=== Records shown ===

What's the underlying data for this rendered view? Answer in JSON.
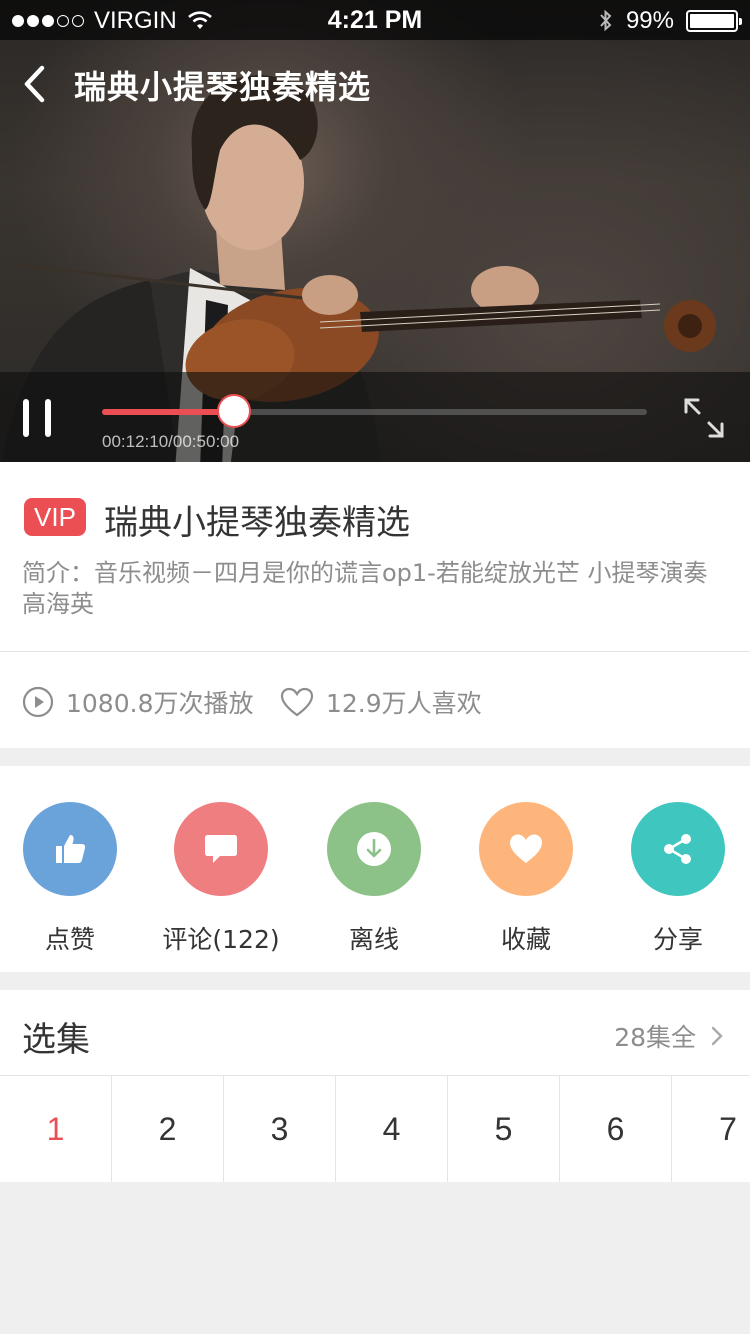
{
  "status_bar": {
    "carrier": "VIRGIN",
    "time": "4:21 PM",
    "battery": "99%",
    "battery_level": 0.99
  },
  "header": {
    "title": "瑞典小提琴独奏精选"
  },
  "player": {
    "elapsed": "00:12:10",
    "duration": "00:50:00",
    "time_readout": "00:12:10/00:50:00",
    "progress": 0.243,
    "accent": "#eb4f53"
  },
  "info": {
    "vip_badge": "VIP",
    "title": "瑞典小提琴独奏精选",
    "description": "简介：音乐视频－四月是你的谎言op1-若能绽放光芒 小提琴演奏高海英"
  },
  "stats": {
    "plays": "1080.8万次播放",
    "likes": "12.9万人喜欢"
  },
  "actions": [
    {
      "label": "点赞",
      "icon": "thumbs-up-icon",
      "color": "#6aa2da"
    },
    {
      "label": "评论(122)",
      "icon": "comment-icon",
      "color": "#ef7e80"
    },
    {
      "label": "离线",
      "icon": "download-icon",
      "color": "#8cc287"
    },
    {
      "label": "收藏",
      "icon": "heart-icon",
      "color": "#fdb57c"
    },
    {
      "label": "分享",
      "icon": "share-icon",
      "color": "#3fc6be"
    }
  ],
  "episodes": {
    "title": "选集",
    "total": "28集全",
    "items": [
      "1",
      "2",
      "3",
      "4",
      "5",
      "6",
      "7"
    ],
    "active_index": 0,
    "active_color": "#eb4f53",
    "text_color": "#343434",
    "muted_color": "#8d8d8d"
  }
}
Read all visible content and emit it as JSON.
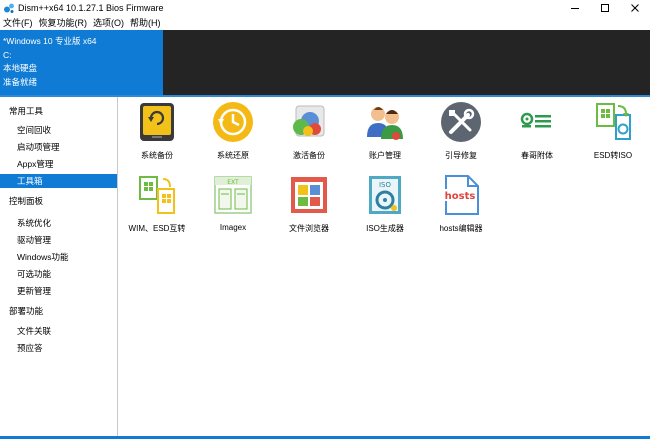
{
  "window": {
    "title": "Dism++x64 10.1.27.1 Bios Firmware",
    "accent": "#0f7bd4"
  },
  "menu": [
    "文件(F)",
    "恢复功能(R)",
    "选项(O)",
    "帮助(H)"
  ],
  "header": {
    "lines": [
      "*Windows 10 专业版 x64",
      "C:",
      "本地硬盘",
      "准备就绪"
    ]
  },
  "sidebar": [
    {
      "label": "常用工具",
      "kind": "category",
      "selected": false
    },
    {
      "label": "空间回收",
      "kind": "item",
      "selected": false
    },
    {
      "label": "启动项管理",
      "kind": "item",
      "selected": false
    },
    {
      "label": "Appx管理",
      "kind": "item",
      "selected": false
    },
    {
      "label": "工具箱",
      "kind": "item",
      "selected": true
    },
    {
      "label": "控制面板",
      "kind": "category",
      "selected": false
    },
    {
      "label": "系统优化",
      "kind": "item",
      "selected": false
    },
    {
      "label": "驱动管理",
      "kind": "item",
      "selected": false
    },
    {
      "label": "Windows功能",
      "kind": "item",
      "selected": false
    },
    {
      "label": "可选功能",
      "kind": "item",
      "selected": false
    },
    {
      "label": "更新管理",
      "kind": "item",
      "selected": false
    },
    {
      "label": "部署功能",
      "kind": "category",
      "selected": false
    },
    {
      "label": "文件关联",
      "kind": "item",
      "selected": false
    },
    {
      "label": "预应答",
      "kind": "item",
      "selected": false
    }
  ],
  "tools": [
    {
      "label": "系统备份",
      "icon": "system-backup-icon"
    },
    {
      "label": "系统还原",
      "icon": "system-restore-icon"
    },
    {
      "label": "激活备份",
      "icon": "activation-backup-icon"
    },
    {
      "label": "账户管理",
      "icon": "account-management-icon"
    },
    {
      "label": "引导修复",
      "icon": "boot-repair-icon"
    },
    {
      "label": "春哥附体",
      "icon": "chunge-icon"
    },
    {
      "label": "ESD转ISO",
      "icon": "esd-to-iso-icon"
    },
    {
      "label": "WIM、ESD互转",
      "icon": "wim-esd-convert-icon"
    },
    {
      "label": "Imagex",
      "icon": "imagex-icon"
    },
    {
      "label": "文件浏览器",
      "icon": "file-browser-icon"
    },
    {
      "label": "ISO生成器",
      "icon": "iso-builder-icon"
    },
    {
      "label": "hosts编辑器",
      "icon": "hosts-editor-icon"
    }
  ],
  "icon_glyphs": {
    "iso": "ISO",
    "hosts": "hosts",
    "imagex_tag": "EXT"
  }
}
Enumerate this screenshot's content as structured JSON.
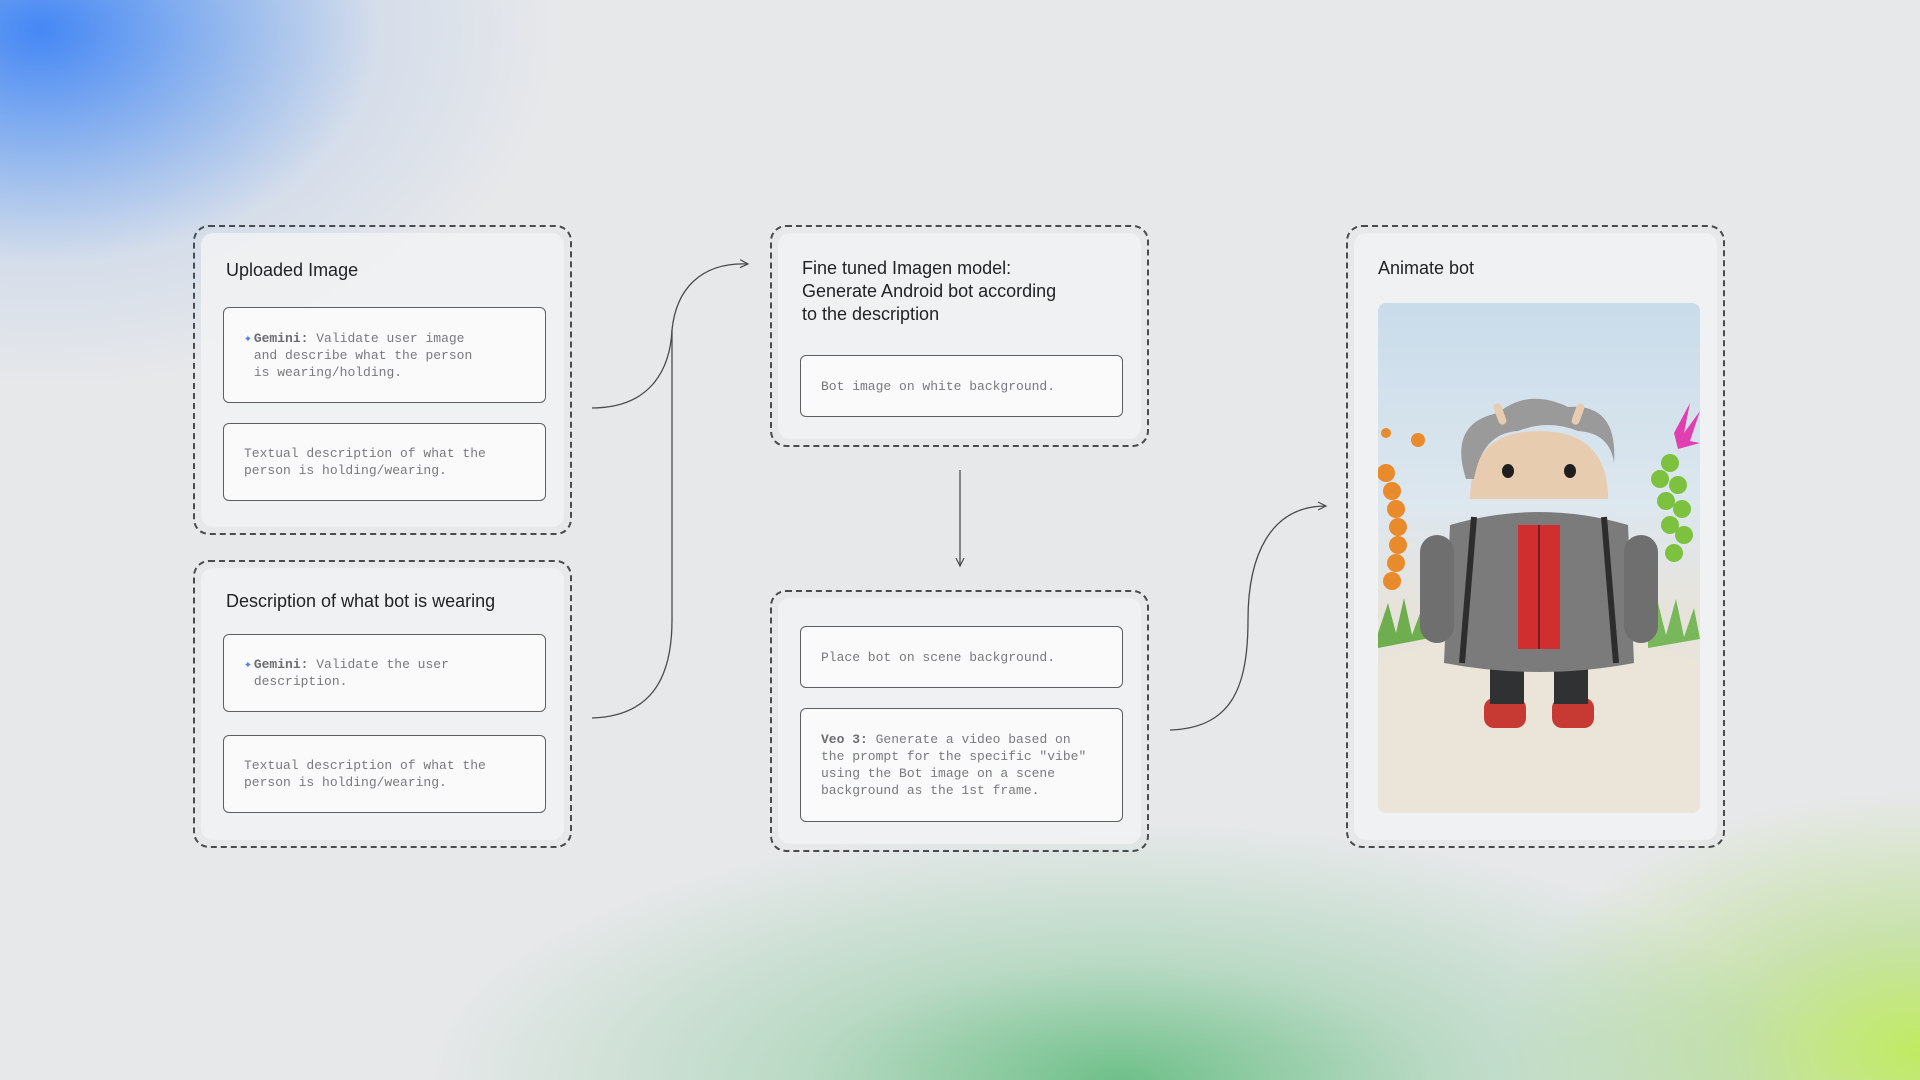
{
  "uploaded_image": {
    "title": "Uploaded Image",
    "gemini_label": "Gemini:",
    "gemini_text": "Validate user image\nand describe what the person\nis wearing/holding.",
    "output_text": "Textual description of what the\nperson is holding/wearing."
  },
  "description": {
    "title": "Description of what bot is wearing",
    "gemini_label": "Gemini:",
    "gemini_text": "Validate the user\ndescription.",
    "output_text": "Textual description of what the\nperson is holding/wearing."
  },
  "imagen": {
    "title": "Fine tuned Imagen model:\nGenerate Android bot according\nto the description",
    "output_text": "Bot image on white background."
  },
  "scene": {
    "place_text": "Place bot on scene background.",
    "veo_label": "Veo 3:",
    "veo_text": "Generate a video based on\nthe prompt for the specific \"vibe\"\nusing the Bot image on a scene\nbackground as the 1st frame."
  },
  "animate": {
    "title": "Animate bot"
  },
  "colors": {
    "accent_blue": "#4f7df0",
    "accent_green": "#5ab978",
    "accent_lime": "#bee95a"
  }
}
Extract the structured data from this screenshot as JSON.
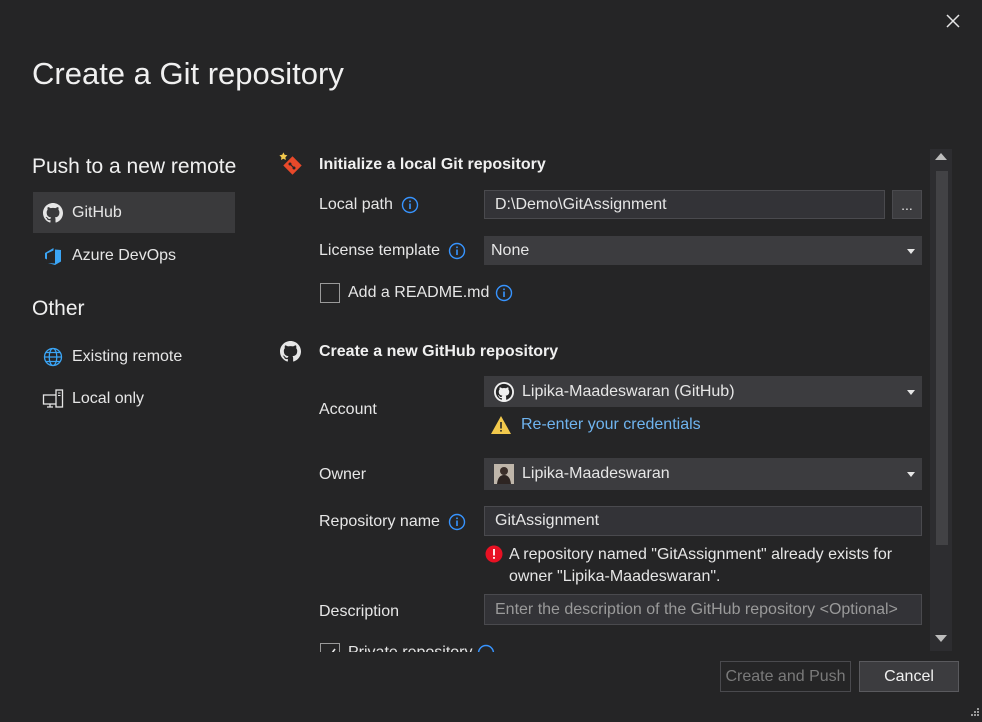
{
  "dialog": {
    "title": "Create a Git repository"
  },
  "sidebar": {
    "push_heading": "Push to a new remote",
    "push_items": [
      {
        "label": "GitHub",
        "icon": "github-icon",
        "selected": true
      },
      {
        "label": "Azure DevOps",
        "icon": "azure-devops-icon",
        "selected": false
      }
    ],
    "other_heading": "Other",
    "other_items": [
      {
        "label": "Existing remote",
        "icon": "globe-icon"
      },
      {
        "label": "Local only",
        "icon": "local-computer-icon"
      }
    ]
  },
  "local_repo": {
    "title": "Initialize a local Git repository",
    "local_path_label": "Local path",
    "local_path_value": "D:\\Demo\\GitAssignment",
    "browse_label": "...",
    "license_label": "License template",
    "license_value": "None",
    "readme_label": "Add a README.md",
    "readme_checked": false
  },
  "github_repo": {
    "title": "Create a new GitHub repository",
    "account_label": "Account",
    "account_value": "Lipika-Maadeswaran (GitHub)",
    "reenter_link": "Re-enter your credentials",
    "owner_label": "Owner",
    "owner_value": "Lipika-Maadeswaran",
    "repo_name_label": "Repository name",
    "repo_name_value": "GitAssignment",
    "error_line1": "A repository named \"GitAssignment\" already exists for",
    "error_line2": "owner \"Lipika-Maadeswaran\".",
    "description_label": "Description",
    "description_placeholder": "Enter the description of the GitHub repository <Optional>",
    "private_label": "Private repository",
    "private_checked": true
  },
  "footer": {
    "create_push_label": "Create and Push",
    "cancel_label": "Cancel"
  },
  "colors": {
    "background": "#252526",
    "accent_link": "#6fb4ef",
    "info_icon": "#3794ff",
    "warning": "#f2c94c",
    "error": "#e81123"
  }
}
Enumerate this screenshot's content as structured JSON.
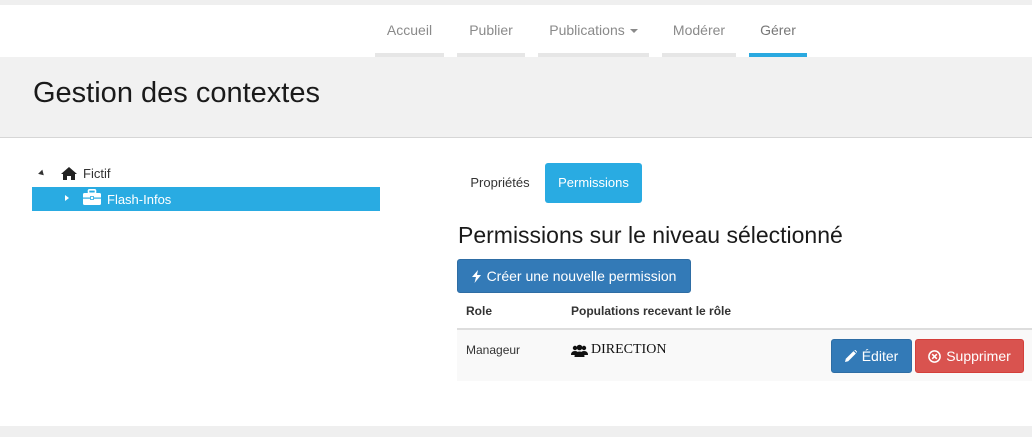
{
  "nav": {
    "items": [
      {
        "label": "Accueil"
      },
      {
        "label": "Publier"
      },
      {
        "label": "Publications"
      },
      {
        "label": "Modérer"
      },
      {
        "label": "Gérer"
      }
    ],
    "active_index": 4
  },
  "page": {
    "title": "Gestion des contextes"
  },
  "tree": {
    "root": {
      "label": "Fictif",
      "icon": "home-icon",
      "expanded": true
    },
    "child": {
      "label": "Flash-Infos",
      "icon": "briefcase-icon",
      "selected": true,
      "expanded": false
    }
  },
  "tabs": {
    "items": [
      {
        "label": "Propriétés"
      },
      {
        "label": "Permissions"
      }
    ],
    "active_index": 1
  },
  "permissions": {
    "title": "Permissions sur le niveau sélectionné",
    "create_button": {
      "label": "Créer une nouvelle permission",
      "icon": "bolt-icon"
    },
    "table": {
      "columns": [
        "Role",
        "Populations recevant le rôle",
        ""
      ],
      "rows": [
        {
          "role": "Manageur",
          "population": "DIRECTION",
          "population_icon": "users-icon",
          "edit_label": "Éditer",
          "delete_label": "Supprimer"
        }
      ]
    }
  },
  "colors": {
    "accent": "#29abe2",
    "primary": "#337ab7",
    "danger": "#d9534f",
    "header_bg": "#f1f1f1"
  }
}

===

**Short exercise:**
Pick out each line that holds the string "backup".

**The solution:**
      "icon": "system-backup-icon"
      "icon": "activation-backup-icon"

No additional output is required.